Challenge | Reproduce the complete listing without any deviation.

Exercise material |
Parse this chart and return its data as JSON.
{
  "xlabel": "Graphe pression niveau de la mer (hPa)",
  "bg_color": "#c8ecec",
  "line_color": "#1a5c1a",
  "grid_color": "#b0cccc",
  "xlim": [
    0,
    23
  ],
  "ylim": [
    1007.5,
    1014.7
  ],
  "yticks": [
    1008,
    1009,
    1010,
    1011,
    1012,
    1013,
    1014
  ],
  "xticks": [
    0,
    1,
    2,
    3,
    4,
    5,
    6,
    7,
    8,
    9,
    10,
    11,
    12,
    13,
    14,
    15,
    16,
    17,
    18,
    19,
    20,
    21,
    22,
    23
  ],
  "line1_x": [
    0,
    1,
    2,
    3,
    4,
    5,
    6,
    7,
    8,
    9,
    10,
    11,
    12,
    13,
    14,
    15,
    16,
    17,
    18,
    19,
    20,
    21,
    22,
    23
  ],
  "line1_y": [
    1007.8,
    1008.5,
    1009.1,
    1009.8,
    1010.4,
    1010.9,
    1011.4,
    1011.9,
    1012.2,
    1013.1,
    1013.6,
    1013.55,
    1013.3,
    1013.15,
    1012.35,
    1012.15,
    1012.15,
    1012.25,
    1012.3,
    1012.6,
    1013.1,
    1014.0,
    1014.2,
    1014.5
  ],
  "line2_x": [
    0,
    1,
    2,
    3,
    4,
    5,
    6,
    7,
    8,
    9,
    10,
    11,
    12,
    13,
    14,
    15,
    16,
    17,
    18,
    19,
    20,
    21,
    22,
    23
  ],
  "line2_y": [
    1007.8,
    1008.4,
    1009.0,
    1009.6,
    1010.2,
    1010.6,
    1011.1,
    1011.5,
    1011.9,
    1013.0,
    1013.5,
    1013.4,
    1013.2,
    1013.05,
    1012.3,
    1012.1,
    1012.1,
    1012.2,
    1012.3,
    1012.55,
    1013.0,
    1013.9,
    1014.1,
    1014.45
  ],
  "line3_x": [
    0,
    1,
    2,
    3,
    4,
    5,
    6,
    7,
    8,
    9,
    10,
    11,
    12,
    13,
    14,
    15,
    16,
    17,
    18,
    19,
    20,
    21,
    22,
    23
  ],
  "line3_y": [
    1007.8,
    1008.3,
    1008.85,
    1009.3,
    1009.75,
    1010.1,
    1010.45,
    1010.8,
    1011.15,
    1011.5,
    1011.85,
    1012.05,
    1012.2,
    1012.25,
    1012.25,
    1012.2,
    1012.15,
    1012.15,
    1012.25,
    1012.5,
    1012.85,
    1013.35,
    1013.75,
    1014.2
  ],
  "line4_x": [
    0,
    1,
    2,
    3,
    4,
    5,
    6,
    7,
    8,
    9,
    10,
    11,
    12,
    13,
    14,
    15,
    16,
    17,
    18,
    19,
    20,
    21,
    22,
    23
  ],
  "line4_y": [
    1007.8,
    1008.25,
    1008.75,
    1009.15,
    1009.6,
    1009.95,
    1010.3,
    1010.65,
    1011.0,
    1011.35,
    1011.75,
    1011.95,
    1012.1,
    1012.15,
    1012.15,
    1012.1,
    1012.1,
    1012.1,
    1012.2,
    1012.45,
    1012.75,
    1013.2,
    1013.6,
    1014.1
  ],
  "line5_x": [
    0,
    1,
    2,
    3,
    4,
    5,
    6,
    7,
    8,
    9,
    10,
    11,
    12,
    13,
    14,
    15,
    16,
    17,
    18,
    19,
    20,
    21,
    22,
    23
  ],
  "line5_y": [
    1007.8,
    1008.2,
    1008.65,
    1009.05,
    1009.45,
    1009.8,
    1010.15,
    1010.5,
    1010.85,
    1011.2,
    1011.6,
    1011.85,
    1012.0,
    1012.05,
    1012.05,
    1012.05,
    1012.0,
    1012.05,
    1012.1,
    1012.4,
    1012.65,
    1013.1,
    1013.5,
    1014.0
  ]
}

Reply to the task |
Parse this chart and return its data as JSON.
{
  "xlabel": "Graphe pression niveau de la mer (hPa)",
  "bg_color": "#c8ecec",
  "line_color": "#1a5c1a",
  "grid_color": "#b0cccc",
  "xlim": [
    0,
    23
  ],
  "ylim": [
    1007.5,
    1014.7
  ],
  "yticks": [
    1008,
    1009,
    1010,
    1011,
    1012,
    1013,
    1014
  ],
  "xticks": [
    0,
    1,
    2,
    3,
    4,
    5,
    6,
    7,
    8,
    9,
    10,
    11,
    12,
    13,
    14,
    15,
    16,
    17,
    18,
    19,
    20,
    21,
    22,
    23
  ],
  "line1_x": [
    0,
    1,
    2,
    3,
    4,
    5,
    6,
    7,
    8,
    9,
    10,
    11,
    12,
    13,
    14,
    15,
    16,
    17,
    18,
    19,
    20,
    21,
    22,
    23
  ],
  "line1_y": [
    1007.8,
    1008.5,
    1009.1,
    1009.8,
    1010.4,
    1010.9,
    1011.4,
    1011.9,
    1012.2,
    1013.1,
    1013.6,
    1013.55,
    1013.3,
    1013.15,
    1012.35,
    1012.15,
    1012.15,
    1012.25,
    1012.3,
    1012.6,
    1013.1,
    1014.0,
    1014.2,
    1014.5
  ],
  "line2_x": [
    0,
    1,
    2,
    3,
    4,
    5,
    6,
    7,
    8,
    9,
    10,
    11,
    12,
    13,
    14,
    15,
    16,
    17,
    18,
    19,
    20,
    21,
    22,
    23
  ],
  "line2_y": [
    1007.8,
    1008.4,
    1009.0,
    1009.6,
    1010.2,
    1010.6,
    1011.1,
    1011.5,
    1011.9,
    1013.0,
    1013.5,
    1013.4,
    1013.2,
    1013.05,
    1012.3,
    1012.1,
    1012.1,
    1012.2,
    1012.3,
    1012.55,
    1013.0,
    1013.9,
    1014.1,
    1014.45
  ],
  "line3_x": [
    0,
    1,
    2,
    3,
    4,
    5,
    6,
    7,
    8,
    9,
    10,
    11,
    12,
    13,
    14,
    15,
    16,
    17,
    18,
    19,
    20,
    21,
    22,
    23
  ],
  "line3_y": [
    1007.8,
    1008.3,
    1008.85,
    1009.3,
    1009.75,
    1010.1,
    1010.45,
    1010.8,
    1011.15,
    1011.5,
    1011.85,
    1012.05,
    1012.2,
    1012.25,
    1012.25,
    1012.2,
    1012.15,
    1012.15,
    1012.25,
    1012.5,
    1012.85,
    1013.35,
    1013.75,
    1014.2
  ],
  "line4_x": [
    0,
    1,
    2,
    3,
    4,
    5,
    6,
    7,
    8,
    9,
    10,
    11,
    12,
    13,
    14,
    15,
    16,
    17,
    18,
    19,
    20,
    21,
    22,
    23
  ],
  "line4_y": [
    1007.8,
    1008.25,
    1008.75,
    1009.15,
    1009.6,
    1009.95,
    1010.3,
    1010.65,
    1011.0,
    1011.35,
    1011.75,
    1011.95,
    1012.1,
    1012.15,
    1012.15,
    1012.1,
    1012.1,
    1012.1,
    1012.2,
    1012.45,
    1012.75,
    1013.2,
    1013.6,
    1014.1
  ],
  "line5_x": [
    0,
    1,
    2,
    3,
    4,
    5,
    6,
    7,
    8,
    9,
    10,
    11,
    12,
    13,
    14,
    15,
    16,
    17,
    18,
    19,
    20,
    21,
    22,
    23
  ],
  "line5_y": [
    1007.8,
    1008.2,
    1008.65,
    1009.05,
    1009.45,
    1009.8,
    1010.15,
    1010.5,
    1010.85,
    1011.2,
    1011.6,
    1011.85,
    1012.0,
    1012.05,
    1012.05,
    1012.05,
    1012.0,
    1012.05,
    1012.1,
    1012.4,
    1012.65,
    1013.1,
    1013.5,
    1014.0
  ]
}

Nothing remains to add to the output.